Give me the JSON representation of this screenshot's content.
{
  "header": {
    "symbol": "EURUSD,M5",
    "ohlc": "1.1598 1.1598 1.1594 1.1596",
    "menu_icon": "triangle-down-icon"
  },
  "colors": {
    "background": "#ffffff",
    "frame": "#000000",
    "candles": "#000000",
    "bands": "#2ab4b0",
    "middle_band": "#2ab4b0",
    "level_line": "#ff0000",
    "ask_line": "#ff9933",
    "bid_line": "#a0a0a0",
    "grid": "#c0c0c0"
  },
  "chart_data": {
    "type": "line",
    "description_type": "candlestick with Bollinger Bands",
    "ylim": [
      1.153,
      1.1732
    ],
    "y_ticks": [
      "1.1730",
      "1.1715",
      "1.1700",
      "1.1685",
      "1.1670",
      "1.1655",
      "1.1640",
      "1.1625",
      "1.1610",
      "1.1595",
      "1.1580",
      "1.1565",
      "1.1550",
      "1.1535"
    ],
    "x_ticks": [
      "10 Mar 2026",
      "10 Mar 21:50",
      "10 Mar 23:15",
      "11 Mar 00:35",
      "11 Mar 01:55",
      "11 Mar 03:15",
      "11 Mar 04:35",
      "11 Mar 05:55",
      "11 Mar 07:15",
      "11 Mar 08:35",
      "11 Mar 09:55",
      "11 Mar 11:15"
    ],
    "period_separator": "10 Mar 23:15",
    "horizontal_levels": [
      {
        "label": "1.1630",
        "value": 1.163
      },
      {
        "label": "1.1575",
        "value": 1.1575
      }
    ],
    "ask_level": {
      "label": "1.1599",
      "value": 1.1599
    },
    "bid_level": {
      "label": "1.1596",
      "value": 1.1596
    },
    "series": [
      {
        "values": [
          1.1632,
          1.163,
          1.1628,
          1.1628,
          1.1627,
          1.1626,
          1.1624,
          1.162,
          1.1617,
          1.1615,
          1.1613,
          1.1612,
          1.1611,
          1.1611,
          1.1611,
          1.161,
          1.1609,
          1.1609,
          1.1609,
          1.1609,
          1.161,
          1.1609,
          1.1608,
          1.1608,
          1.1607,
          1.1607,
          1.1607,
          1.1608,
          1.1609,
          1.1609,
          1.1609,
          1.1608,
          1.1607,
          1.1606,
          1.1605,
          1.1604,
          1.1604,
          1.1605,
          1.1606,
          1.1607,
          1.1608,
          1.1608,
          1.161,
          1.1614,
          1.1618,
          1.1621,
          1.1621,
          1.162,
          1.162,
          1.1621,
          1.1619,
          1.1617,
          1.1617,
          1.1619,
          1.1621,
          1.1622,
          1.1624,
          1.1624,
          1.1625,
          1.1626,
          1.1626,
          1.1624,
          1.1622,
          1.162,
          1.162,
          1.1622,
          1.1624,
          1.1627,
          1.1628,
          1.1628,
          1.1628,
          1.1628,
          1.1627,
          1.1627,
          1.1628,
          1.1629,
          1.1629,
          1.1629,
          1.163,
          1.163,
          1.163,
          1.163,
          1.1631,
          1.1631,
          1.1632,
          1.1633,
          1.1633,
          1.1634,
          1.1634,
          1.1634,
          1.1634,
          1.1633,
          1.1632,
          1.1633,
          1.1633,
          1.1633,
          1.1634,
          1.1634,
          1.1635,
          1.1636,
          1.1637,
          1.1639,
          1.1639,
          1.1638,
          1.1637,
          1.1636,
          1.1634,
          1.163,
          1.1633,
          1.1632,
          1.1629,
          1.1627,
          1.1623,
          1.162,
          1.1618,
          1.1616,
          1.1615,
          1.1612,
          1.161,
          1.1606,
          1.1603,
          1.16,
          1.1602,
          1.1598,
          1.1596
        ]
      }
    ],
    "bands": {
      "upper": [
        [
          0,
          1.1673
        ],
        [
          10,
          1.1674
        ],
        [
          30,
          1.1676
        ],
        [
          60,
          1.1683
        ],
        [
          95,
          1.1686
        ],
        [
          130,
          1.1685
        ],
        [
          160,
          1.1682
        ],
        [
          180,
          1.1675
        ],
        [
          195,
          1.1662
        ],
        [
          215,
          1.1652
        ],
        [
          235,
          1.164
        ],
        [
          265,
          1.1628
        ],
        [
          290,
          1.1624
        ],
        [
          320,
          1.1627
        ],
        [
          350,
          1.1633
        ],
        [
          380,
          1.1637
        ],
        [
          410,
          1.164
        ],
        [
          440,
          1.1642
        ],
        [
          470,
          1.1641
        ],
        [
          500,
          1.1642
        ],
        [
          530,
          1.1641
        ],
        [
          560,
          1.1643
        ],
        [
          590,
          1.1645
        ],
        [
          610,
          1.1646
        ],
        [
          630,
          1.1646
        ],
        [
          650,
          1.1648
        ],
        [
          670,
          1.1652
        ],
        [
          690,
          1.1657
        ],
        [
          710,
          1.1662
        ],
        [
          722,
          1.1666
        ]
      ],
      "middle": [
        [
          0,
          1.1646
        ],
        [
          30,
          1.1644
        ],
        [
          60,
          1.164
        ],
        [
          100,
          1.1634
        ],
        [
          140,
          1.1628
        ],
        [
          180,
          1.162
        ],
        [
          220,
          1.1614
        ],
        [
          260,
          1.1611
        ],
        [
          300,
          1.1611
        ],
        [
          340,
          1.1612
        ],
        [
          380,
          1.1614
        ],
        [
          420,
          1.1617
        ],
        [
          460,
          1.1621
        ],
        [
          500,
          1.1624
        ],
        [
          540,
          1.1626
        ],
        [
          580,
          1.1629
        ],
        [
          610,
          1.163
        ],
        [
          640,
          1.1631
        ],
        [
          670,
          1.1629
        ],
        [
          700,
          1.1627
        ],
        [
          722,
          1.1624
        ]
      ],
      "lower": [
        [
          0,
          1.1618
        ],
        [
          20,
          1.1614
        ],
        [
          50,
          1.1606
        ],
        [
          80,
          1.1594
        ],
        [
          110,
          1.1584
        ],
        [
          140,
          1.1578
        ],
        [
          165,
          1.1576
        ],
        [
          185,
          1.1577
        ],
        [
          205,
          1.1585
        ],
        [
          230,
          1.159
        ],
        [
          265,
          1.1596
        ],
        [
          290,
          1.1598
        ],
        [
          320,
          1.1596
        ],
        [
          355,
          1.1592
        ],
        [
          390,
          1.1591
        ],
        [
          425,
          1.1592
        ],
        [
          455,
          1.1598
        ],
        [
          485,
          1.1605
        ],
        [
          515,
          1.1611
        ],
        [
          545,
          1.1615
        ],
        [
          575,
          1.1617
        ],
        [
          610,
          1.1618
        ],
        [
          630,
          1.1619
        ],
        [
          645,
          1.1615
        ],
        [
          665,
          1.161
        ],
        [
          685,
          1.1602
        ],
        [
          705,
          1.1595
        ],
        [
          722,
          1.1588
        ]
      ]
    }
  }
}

---*---

Stated task:
Quote the listing in full, please, keeping every line exact.

Final result:
Give me the JSON representation of this screenshot's content.
{
  "header": {
    "symbol": "EURUSD,M5",
    "ohlc": "1.1598 1.1598 1.1594 1.1596",
    "menu_icon": "triangle-down-icon"
  },
  "colors": {
    "background": "#ffffff",
    "frame": "#000000",
    "candles": "#000000",
    "bands": "#2ab4b0",
    "middle_band": "#2ab4b0",
    "level_line": "#ff0000",
    "ask_line": "#ff9933",
    "bid_line": "#a0a0a0",
    "grid": "#c0c0c0"
  },
  "chart_data": {
    "type": "line",
    "description_type": "candlestick with Bollinger Bands",
    "ylim": [
      1.153,
      1.1732
    ],
    "y_ticks": [
      "1.1730",
      "1.1715",
      "1.1700",
      "1.1685",
      "1.1670",
      "1.1655",
      "1.1640",
      "1.1625",
      "1.1610",
      "1.1595",
      "1.1580",
      "1.1565",
      "1.1550",
      "1.1535"
    ],
    "x_ticks": [
      "10 Mar 2026",
      "10 Mar 21:50",
      "10 Mar 23:15",
      "11 Mar 00:35",
      "11 Mar 01:55",
      "11 Mar 03:15",
      "11 Mar 04:35",
      "11 Mar 05:55",
      "11 Mar 07:15",
      "11 Mar 08:35",
      "11 Mar 09:55",
      "11 Mar 11:15"
    ],
    "period_separator": "10 Mar 23:15",
    "horizontal_levels": [
      {
        "label": "1.1630",
        "value": 1.163
      },
      {
        "label": "1.1575",
        "value": 1.1575
      }
    ],
    "ask_level": {
      "label": "1.1599",
      "value": 1.1599
    },
    "bid_level": {
      "label": "1.1596",
      "value": 1.1596
    },
    "series": [
      {
        "values": [
          1.1632,
          1.163,
          1.1628,
          1.1628,
          1.1627,
          1.1626,
          1.1624,
          1.162,
          1.1617,
          1.1615,
          1.1613,
          1.1612,
          1.1611,
          1.1611,
          1.1611,
          1.161,
          1.1609,
          1.1609,
          1.1609,
          1.1609,
          1.161,
          1.1609,
          1.1608,
          1.1608,
          1.1607,
          1.1607,
          1.1607,
          1.1608,
          1.1609,
          1.1609,
          1.1609,
          1.1608,
          1.1607,
          1.1606,
          1.1605,
          1.1604,
          1.1604,
          1.1605,
          1.1606,
          1.1607,
          1.1608,
          1.1608,
          1.161,
          1.1614,
          1.1618,
          1.1621,
          1.1621,
          1.162,
          1.162,
          1.1621,
          1.1619,
          1.1617,
          1.1617,
          1.1619,
          1.1621,
          1.1622,
          1.1624,
          1.1624,
          1.1625,
          1.1626,
          1.1626,
          1.1624,
          1.1622,
          1.162,
          1.162,
          1.1622,
          1.1624,
          1.1627,
          1.1628,
          1.1628,
          1.1628,
          1.1628,
          1.1627,
          1.1627,
          1.1628,
          1.1629,
          1.1629,
          1.1629,
          1.163,
          1.163,
          1.163,
          1.163,
          1.1631,
          1.1631,
          1.1632,
          1.1633,
          1.1633,
          1.1634,
          1.1634,
          1.1634,
          1.1634,
          1.1633,
          1.1632,
          1.1633,
          1.1633,
          1.1633,
          1.1634,
          1.1634,
          1.1635,
          1.1636,
          1.1637,
          1.1639,
          1.1639,
          1.1638,
          1.1637,
          1.1636,
          1.1634,
          1.163,
          1.1633,
          1.1632,
          1.1629,
          1.1627,
          1.1623,
          1.162,
          1.1618,
          1.1616,
          1.1615,
          1.1612,
          1.161,
          1.1606,
          1.1603,
          1.16,
          1.1602,
          1.1598,
          1.1596
        ]
      }
    ],
    "bands": {
      "upper": [
        [
          0,
          1.1673
        ],
        [
          10,
          1.1674
        ],
        [
          30,
          1.1676
        ],
        [
          60,
          1.1683
        ],
        [
          95,
          1.1686
        ],
        [
          130,
          1.1685
        ],
        [
          160,
          1.1682
        ],
        [
          180,
          1.1675
        ],
        [
          195,
          1.1662
        ],
        [
          215,
          1.1652
        ],
        [
          235,
          1.164
        ],
        [
          265,
          1.1628
        ],
        [
          290,
          1.1624
        ],
        [
          320,
          1.1627
        ],
        [
          350,
          1.1633
        ],
        [
          380,
          1.1637
        ],
        [
          410,
          1.164
        ],
        [
          440,
          1.1642
        ],
        [
          470,
          1.1641
        ],
        [
          500,
          1.1642
        ],
        [
          530,
          1.1641
        ],
        [
          560,
          1.1643
        ],
        [
          590,
          1.1645
        ],
        [
          610,
          1.1646
        ],
        [
          630,
          1.1646
        ],
        [
          650,
          1.1648
        ],
        [
          670,
          1.1652
        ],
        [
          690,
          1.1657
        ],
        [
          710,
          1.1662
        ],
        [
          722,
          1.1666
        ]
      ],
      "middle": [
        [
          0,
          1.1646
        ],
        [
          30,
          1.1644
        ],
        [
          60,
          1.164
        ],
        [
          100,
          1.1634
        ],
        [
          140,
          1.1628
        ],
        [
          180,
          1.162
        ],
        [
          220,
          1.1614
        ],
        [
          260,
          1.1611
        ],
        [
          300,
          1.1611
        ],
        [
          340,
          1.1612
        ],
        [
          380,
          1.1614
        ],
        [
          420,
          1.1617
        ],
        [
          460,
          1.1621
        ],
        [
          500,
          1.1624
        ],
        [
          540,
          1.1626
        ],
        [
          580,
          1.1629
        ],
        [
          610,
          1.163
        ],
        [
          640,
          1.1631
        ],
        [
          670,
          1.1629
        ],
        [
          700,
          1.1627
        ],
        [
          722,
          1.1624
        ]
      ],
      "lower": [
        [
          0,
          1.1618
        ],
        [
          20,
          1.1614
        ],
        [
          50,
          1.1606
        ],
        [
          80,
          1.1594
        ],
        [
          110,
          1.1584
        ],
        [
          140,
          1.1578
        ],
        [
          165,
          1.1576
        ],
        [
          185,
          1.1577
        ],
        [
          205,
          1.1585
        ],
        [
          230,
          1.159
        ],
        [
          265,
          1.1596
        ],
        [
          290,
          1.1598
        ],
        [
          320,
          1.1596
        ],
        [
          355,
          1.1592
        ],
        [
          390,
          1.1591
        ],
        [
          425,
          1.1592
        ],
        [
          455,
          1.1598
        ],
        [
          485,
          1.1605
        ],
        [
          515,
          1.1611
        ],
        [
          545,
          1.1615
        ],
        [
          575,
          1.1617
        ],
        [
          610,
          1.1618
        ],
        [
          630,
          1.1619
        ],
        [
          645,
          1.1615
        ],
        [
          665,
          1.161
        ],
        [
          685,
          1.1602
        ],
        [
          705,
          1.1595
        ],
        [
          722,
          1.1588
        ]
      ]
    }
  }
}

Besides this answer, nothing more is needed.